* **What is asked**: Without including any pictures, copy each entry below exactly.
* Start Extracted records *
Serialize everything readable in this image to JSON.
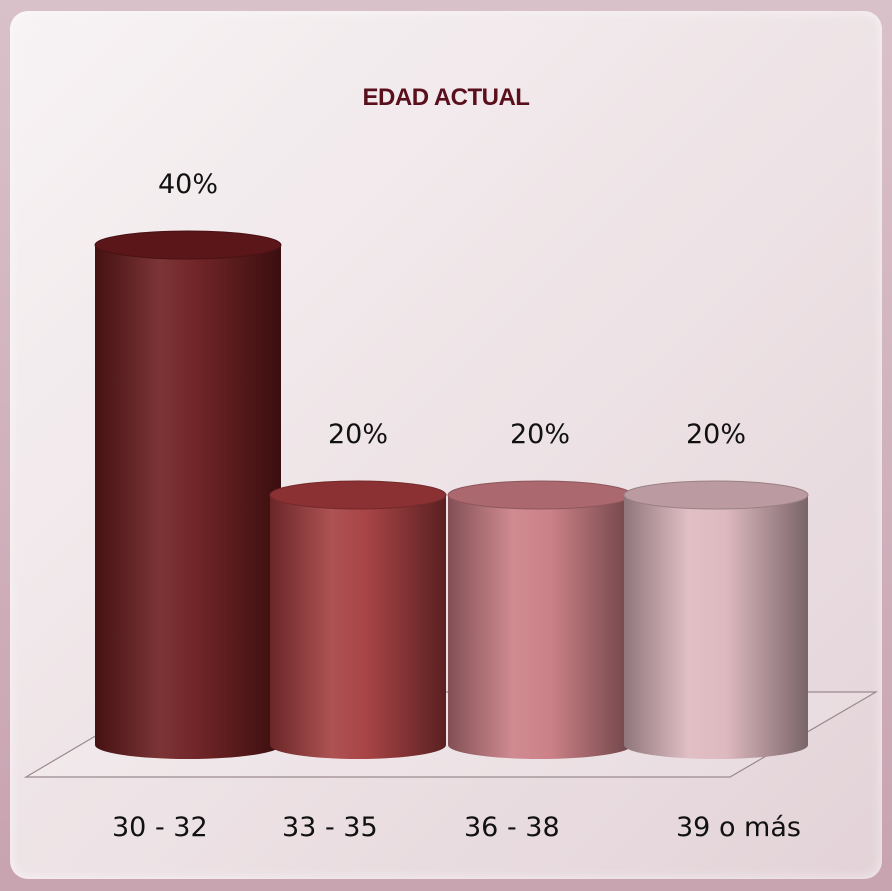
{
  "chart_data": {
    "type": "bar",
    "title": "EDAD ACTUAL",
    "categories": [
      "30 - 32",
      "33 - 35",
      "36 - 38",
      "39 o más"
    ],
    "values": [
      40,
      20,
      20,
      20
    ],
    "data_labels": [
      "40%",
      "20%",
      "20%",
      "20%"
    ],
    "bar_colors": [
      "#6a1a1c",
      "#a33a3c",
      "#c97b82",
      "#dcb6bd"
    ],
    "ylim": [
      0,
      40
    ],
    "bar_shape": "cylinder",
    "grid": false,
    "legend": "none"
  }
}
* End Extracted records *
* **Reply**:
Serialize everything readable in this image to JSON.
{
  "chart_data": {
    "type": "bar",
    "title": "EDAD ACTUAL",
    "categories": [
      "30 - 32",
      "33 - 35",
      "36 - 38",
      "39 o más"
    ],
    "values": [
      40,
      20,
      20,
      20
    ],
    "data_labels": [
      "40%",
      "20%",
      "20%",
      "20%"
    ],
    "bar_colors": [
      "#6a1a1c",
      "#a33a3c",
      "#c97b82",
      "#dcb6bd"
    ],
    "ylim": [
      0,
      40
    ],
    "bar_shape": "cylinder",
    "grid": false,
    "legend": "none"
  }
}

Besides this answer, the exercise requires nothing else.